**** Stored data ****

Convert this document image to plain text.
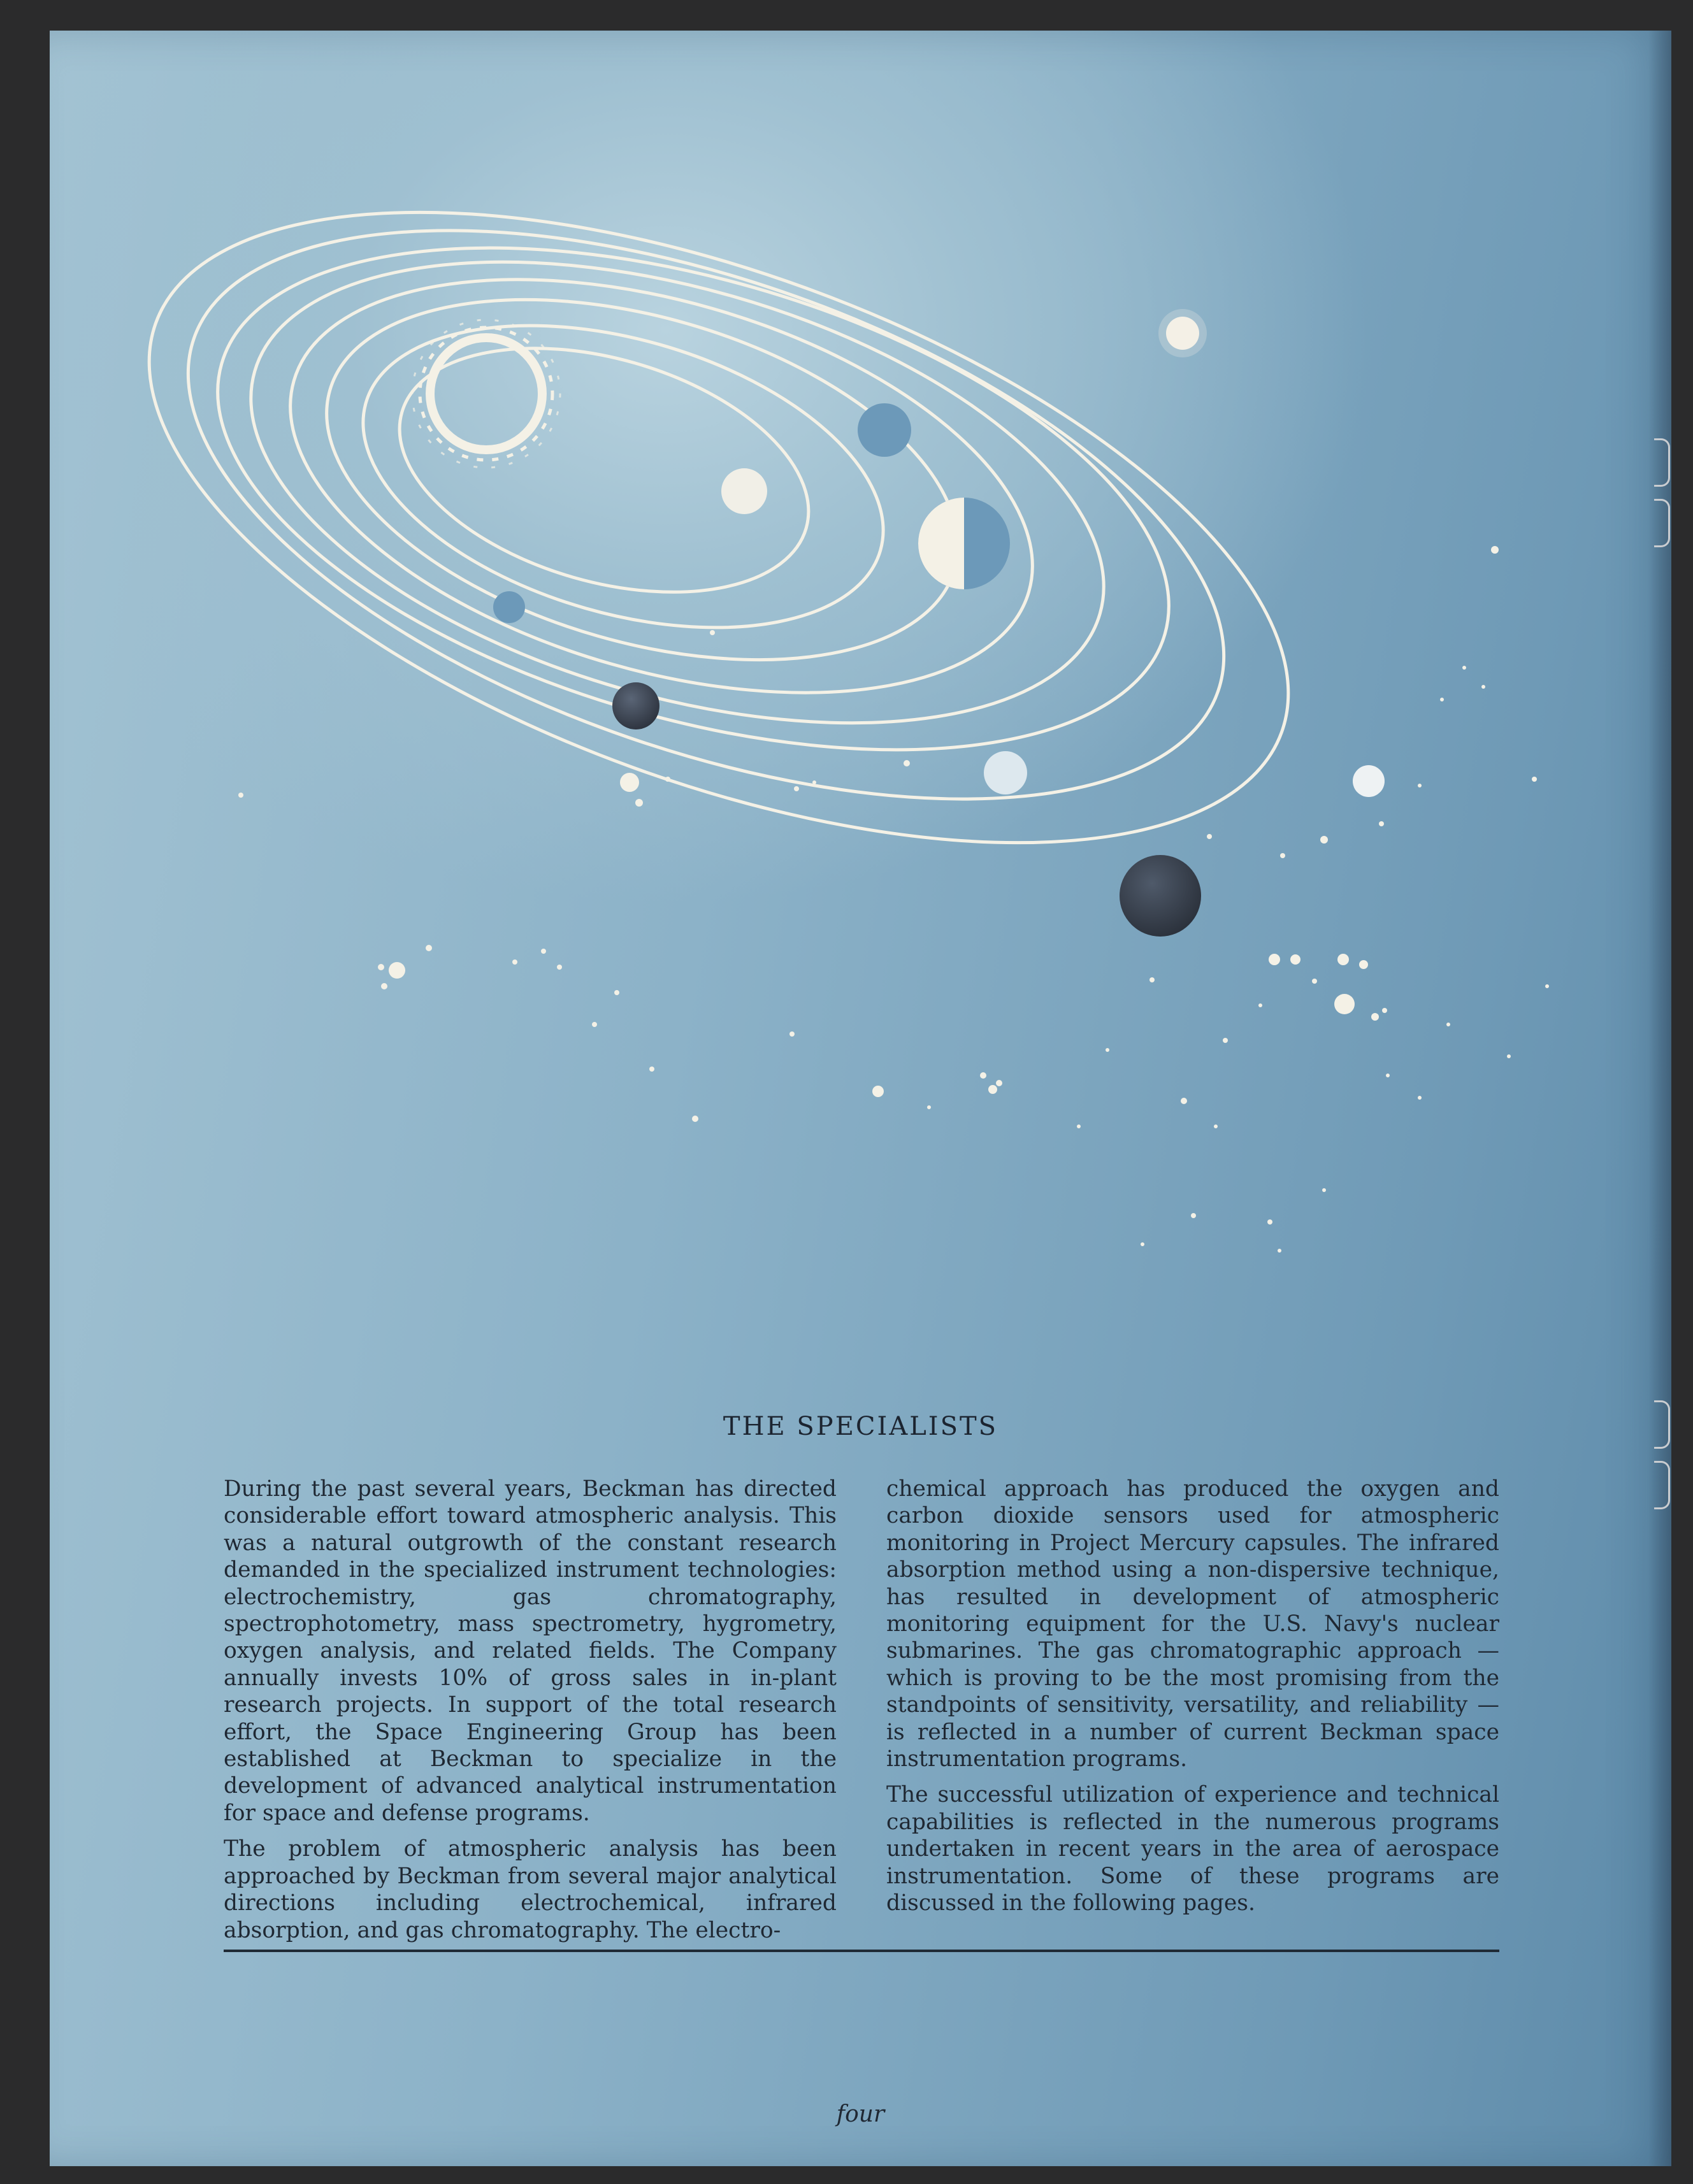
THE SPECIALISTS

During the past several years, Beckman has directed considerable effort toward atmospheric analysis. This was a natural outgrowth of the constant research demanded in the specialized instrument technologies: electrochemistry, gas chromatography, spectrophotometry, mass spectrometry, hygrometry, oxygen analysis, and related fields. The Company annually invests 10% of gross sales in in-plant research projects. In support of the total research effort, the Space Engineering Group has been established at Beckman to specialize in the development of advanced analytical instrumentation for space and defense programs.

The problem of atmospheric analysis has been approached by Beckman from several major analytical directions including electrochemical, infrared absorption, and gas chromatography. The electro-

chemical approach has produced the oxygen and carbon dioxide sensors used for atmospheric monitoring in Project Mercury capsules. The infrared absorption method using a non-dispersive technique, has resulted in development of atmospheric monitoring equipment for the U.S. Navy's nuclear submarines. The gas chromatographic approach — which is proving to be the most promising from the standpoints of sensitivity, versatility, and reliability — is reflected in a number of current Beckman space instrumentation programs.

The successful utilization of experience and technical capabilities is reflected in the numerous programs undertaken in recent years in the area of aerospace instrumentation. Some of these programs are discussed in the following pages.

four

****

- _Instructions to follow_
Working from the material above, transcribe it exactly while omitting pictures.

- _Response to the task_
Convert this document image to plain text.
THE SPECIALISTS

During the past several years, Beckman has directed considerable effort toward atmospheric analysis. This was a natural outgrowth of the constant research demanded in the specialized instrument technologies: electrochemistry, gas chromatography, spectrophotometry, mass spectrometry, hygrometry, oxygen analysis, and related fields. The Company annually invests 10% of gross sales in in-plant research projects. In support of the total research effort, the Space Engineering Group has been established at Beckman to specialize in the development of advanced analytical instrumentation for space and defense programs.

The problem of atmospheric analysis has been approached by Beckman from several major analytical directions including electrochemical, infrared absorption, and gas chromatography. The electro-

chemical approach has produced the oxygen and carbon dioxide sensors used for atmospheric monitoring in Project Mercury capsules. The infrared absorption method using a non-dispersive technique, has resulted in development of atmospheric monitoring equipment for the U.S. Navy's nuclear submarines. The gas chromatographic approach — which is proving to be the most promising from the standpoints of sensitivity, versatility, and reliability — is reflected in a number of current Beckman space instrumentation programs.

The successful utilization of experience and technical capabilities is reflected in the numerous programs undertaken in recent years in the area of aerospace instrumentation. Some of these programs are discussed in the following pages.

four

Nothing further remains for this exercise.